Your instructions:
Copy the data that follows exactly. Include no pictures.

Records provided:
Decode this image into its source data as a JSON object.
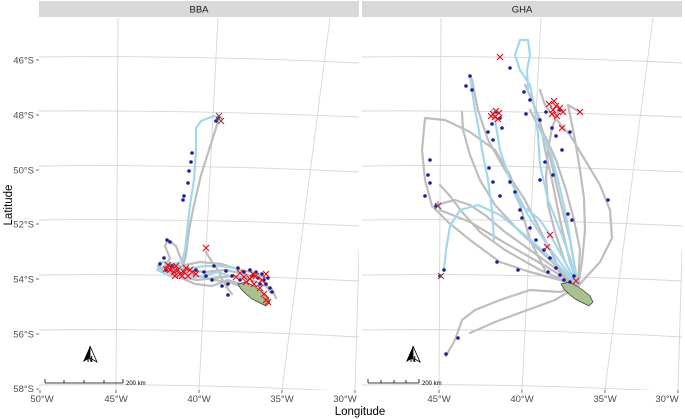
{
  "facets": [
    {
      "id": "bba",
      "label": "BBA"
    },
    {
      "id": "gha",
      "label": "GHA"
    }
  ],
  "axes": {
    "xlabel": "Longitude",
    "ylabel": "Latitude",
    "lat_ticks": [
      "46°S",
      "48°S",
      "50°S",
      "52°S",
      "54°S",
      "56°S",
      "58°S"
    ],
    "lon_ticks": [
      "50°W",
      "45°W",
      "40°W",
      "35°W",
      "30°W"
    ]
  },
  "scale_bar": {
    "label": "200 km"
  },
  "north_arrow": {
    "label": "N"
  },
  "colors": {
    "panel_bg": "#ffffff",
    "strip_bg": "#d9d9d9",
    "graticule": "#d6d6d6",
    "track_grey": "#bebebe",
    "track_lightblue": "#a3d8ec",
    "point_darkblue": "#1b1f9c",
    "cross_red": "#e8101c",
    "land_fill": "#a9c08f",
    "land_stroke": "#2f3d2a"
  },
  "legend": "none"
}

Output for this exercise:
Decode this image into its source data as a JSON object.
{
  "facets": [
    {
      "id": "bba",
      "label": "BBA"
    },
    {
      "id": "gha",
      "label": "GHA"
    }
  ],
  "axes": {
    "xlabel": "Longitude",
    "ylabel": "Latitude",
    "lat_ticks": [
      "46°S",
      "48°S",
      "50°S",
      "52°S",
      "54°S",
      "56°S",
      "58°S"
    ],
    "lon_ticks": [
      "50°W",
      "45°W",
      "40°W",
      "35°W",
      "30°W"
    ]
  },
  "scale_bar": {
    "label": "200 km"
  },
  "north_arrow": {
    "label": "N"
  },
  "colors": {
    "panel_bg": "#ffffff",
    "strip_bg": "#d9d9d9",
    "graticule": "#d6d6d6",
    "track_grey": "#bebebe",
    "track_lightblue": "#a3d8ec",
    "point_darkblue": "#1b1f9c",
    "cross_red": "#e8101c",
    "land_fill": "#a9c08f",
    "land_stroke": "#2f3d2a"
  },
  "legend": "none"
}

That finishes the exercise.